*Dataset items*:
------------------------------------------------------------------------

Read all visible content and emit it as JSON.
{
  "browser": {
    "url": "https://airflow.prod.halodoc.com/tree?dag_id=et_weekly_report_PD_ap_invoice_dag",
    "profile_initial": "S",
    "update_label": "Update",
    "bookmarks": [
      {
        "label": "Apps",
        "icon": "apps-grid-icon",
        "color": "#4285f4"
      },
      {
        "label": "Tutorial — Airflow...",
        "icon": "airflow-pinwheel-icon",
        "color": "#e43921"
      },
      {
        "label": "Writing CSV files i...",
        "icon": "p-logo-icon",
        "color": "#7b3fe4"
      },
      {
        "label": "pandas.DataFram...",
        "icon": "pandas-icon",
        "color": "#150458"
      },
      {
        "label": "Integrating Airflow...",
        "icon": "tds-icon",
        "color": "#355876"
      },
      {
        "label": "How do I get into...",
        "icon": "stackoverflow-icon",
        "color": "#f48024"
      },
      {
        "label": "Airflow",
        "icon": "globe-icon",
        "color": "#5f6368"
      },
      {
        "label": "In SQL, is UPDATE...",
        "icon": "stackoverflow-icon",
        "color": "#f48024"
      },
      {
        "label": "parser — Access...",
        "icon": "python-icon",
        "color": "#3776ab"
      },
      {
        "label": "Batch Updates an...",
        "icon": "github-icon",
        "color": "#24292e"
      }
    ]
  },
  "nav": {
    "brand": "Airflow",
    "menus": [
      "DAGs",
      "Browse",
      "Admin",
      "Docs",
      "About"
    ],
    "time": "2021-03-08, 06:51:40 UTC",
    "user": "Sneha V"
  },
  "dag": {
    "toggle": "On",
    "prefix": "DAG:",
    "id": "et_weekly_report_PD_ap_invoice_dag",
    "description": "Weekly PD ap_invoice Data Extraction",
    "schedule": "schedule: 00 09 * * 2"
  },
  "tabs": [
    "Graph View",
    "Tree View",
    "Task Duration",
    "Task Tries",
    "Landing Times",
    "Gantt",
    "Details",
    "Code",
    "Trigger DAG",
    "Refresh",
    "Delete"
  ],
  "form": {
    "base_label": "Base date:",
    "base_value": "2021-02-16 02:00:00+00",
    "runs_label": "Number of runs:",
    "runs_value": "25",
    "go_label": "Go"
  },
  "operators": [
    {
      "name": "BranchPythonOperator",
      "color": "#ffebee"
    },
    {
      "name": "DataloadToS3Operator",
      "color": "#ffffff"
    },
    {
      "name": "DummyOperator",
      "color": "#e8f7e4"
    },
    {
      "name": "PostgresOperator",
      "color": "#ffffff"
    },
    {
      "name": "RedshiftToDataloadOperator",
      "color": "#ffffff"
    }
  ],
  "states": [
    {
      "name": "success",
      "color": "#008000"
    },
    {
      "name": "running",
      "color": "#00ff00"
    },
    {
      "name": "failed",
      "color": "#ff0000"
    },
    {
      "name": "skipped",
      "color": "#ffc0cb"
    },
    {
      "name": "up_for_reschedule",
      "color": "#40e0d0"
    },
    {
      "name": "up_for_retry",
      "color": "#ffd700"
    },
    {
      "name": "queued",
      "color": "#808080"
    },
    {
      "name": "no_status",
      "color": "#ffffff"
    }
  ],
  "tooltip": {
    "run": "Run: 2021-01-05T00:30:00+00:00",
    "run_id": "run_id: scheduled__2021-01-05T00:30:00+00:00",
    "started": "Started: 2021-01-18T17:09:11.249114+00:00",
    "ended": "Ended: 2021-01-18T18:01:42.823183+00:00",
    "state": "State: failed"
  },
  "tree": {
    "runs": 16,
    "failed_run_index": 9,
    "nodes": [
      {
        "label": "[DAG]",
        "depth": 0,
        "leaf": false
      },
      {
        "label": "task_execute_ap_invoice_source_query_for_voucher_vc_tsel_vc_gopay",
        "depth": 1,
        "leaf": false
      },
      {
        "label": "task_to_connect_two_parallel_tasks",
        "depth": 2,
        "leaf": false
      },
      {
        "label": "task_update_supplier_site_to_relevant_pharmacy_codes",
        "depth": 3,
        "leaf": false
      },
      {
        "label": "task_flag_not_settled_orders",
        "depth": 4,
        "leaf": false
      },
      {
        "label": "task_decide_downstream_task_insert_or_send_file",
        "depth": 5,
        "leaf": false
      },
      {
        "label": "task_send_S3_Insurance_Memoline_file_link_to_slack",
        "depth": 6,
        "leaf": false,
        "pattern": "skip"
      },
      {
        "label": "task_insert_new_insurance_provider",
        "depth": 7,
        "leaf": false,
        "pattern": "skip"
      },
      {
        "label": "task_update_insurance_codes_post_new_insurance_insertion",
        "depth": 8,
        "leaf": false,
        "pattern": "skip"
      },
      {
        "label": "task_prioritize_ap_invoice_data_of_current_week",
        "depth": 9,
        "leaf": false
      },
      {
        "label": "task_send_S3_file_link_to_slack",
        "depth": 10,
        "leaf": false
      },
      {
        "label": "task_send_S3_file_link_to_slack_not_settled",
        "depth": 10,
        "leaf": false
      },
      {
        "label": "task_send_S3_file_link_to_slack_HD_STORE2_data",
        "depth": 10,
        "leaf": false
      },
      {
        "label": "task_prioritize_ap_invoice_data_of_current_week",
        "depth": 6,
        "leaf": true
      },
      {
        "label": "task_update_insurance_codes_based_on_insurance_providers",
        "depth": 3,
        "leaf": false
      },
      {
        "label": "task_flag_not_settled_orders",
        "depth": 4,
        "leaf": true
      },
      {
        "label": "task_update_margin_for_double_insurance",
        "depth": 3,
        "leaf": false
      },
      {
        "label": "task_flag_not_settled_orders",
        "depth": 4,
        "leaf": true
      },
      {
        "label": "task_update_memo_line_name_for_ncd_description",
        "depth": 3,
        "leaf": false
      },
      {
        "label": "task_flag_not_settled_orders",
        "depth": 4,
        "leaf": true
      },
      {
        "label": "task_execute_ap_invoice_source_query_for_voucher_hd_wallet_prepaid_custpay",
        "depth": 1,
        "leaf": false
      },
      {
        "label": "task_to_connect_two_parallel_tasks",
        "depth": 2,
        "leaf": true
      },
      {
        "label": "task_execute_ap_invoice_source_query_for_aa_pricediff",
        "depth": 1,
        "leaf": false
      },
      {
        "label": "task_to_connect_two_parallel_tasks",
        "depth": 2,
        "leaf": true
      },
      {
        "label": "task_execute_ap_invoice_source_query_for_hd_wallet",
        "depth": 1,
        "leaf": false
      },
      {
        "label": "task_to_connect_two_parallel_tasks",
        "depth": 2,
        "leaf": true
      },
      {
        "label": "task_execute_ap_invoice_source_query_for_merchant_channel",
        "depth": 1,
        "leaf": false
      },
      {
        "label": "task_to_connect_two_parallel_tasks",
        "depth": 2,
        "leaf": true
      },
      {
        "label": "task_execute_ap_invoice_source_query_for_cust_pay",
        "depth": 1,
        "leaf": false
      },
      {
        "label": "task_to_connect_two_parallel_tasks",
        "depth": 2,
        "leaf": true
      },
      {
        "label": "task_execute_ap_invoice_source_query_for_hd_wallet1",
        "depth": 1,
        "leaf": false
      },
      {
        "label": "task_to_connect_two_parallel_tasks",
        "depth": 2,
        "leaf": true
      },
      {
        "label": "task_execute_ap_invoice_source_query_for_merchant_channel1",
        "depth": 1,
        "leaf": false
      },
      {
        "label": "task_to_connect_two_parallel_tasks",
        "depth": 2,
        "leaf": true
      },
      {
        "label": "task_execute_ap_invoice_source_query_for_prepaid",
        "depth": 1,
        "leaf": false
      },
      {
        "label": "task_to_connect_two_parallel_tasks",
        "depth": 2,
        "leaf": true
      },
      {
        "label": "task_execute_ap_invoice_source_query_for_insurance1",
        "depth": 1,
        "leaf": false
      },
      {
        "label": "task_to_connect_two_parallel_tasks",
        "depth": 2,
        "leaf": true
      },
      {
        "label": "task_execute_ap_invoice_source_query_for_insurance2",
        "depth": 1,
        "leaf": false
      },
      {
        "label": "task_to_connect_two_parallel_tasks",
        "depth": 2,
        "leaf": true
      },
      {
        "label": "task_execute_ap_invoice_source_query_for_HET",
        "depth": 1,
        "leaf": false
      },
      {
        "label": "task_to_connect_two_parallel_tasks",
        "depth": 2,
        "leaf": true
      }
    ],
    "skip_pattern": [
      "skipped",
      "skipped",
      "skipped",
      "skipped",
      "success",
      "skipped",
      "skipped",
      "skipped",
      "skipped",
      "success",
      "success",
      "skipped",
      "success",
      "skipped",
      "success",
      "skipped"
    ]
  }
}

------------------------------------------------------------------------

Return only the number of lines in the entries that contain the string "icon".

10